**ABOUT THIS EXERCISE**. Copy each line of the records that includes "below".

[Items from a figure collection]
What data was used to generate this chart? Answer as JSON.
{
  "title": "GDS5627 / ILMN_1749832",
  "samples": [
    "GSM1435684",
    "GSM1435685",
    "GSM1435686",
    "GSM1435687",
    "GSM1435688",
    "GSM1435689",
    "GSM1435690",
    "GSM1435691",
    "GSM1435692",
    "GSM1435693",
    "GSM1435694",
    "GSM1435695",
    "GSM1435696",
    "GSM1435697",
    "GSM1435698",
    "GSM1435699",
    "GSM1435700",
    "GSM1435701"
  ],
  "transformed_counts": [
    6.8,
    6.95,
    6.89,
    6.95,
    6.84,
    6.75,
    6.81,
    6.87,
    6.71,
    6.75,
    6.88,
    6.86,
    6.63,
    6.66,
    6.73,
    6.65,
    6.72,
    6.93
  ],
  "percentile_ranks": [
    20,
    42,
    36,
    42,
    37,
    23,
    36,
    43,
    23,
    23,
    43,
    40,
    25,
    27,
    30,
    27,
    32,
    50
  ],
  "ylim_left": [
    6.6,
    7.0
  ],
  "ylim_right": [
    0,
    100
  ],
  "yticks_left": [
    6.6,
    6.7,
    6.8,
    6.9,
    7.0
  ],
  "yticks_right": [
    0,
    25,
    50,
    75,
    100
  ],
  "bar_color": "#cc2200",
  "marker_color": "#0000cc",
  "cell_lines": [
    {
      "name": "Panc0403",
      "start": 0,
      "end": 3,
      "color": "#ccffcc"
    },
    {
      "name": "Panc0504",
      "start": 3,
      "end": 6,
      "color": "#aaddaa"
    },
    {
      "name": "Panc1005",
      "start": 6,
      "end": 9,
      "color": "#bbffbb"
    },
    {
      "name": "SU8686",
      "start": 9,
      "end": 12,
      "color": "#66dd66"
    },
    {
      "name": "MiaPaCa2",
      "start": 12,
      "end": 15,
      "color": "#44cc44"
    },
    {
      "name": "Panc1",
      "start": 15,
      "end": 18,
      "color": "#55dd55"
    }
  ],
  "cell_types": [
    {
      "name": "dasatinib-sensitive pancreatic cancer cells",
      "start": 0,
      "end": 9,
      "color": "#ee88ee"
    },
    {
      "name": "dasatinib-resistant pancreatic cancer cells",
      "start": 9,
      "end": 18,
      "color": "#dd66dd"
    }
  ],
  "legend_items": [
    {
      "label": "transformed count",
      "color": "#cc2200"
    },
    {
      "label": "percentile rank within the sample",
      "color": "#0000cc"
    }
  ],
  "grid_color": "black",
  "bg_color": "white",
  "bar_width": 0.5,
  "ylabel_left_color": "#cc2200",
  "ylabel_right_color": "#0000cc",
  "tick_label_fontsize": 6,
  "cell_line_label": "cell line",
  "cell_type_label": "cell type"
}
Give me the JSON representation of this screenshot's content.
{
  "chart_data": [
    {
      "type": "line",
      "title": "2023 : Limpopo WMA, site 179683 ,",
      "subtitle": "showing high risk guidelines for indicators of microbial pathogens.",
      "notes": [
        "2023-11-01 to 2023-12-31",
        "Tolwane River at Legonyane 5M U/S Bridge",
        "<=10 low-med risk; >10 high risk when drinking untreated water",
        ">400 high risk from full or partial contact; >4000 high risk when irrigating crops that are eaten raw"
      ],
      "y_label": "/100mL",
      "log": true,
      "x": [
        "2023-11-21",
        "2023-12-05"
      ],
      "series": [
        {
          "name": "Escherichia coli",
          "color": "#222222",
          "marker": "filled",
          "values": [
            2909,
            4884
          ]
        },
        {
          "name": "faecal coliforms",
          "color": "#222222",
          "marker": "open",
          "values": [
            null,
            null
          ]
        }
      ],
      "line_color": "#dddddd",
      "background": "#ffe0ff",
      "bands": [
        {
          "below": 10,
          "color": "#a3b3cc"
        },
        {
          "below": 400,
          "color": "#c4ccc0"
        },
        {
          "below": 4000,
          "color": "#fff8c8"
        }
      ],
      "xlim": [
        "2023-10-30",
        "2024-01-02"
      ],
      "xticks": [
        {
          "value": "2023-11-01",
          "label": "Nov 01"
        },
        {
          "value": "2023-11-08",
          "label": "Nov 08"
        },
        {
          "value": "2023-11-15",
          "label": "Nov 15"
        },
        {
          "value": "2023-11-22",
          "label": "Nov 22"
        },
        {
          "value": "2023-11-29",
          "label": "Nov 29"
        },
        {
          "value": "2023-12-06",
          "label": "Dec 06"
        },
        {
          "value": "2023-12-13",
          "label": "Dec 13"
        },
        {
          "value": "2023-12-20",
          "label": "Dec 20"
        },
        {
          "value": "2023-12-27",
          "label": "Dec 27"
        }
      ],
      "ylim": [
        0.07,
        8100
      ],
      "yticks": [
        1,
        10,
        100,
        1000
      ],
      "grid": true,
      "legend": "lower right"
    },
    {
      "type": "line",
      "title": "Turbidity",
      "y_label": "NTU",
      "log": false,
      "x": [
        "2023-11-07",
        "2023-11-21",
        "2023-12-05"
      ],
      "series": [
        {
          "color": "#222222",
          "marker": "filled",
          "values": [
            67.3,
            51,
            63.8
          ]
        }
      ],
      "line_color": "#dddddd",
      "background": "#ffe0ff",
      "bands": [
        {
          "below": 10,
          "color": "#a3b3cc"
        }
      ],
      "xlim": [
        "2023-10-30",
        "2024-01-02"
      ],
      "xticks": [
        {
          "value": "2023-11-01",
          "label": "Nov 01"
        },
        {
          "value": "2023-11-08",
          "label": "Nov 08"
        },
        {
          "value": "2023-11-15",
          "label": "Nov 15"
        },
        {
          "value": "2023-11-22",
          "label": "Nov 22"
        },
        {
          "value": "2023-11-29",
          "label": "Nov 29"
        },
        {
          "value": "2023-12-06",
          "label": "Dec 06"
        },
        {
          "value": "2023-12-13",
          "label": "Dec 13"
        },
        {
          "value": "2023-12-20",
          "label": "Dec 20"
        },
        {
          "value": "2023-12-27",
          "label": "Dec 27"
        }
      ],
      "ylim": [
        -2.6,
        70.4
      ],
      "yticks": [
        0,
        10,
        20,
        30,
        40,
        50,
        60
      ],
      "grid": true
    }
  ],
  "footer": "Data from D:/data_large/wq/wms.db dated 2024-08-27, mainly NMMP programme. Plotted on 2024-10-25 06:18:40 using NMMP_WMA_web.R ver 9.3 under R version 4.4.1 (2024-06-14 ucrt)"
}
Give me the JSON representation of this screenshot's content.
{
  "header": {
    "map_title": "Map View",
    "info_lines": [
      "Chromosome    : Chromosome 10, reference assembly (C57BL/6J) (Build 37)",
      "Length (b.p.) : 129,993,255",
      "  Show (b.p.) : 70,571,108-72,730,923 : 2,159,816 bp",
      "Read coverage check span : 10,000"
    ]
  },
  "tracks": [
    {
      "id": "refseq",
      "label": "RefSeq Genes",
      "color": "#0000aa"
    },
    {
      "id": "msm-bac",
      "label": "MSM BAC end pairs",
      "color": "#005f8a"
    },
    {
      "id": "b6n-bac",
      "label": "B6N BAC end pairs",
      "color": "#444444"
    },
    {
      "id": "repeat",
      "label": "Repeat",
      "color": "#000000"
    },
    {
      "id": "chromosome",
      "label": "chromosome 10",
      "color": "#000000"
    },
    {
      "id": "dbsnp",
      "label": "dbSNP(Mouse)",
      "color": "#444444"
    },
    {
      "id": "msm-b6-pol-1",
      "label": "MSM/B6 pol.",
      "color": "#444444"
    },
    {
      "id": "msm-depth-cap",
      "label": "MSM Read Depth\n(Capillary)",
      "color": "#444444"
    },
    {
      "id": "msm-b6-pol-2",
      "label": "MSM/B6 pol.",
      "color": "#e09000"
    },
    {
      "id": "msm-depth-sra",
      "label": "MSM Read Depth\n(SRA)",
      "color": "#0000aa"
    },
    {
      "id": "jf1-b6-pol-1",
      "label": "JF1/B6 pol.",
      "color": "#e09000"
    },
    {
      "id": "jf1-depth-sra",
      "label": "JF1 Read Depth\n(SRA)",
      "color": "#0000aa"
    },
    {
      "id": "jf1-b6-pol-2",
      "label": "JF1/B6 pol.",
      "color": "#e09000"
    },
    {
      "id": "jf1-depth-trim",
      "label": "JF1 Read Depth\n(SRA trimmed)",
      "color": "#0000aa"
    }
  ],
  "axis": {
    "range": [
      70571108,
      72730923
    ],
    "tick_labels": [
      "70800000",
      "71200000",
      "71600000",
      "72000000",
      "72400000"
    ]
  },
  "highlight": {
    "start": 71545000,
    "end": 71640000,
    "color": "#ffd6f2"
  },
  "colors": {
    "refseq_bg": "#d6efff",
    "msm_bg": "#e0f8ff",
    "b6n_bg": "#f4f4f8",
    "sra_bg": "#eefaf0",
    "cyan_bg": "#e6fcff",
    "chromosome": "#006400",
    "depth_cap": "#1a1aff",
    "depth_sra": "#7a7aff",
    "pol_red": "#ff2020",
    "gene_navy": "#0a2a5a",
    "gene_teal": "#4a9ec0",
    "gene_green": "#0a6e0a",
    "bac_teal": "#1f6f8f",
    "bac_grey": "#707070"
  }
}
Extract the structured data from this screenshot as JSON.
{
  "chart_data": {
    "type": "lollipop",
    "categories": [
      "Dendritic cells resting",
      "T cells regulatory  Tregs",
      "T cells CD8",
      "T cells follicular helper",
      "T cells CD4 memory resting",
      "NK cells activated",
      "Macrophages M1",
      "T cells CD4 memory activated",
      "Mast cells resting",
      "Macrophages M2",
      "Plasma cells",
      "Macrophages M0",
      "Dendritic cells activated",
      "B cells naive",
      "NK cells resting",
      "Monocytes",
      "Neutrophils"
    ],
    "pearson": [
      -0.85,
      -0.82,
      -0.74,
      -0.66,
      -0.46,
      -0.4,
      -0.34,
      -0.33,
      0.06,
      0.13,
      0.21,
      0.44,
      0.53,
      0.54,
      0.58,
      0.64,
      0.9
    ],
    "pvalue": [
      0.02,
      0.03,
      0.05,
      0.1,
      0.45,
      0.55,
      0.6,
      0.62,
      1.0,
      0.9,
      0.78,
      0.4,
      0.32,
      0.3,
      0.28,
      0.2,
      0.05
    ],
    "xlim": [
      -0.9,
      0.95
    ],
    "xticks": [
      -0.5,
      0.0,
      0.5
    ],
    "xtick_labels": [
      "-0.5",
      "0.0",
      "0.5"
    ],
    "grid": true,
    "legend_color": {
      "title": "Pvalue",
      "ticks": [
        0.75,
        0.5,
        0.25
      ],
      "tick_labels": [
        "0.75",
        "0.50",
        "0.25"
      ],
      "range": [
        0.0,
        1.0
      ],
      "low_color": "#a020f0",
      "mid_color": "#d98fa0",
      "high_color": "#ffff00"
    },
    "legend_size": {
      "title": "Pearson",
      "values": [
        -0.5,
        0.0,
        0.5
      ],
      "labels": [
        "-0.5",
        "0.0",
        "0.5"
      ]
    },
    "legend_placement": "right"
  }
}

**SOLUTION TO THIS PROBLEM**.
          "below": 10,
          "below": 400,
          "below": 4000,
          "below": 10,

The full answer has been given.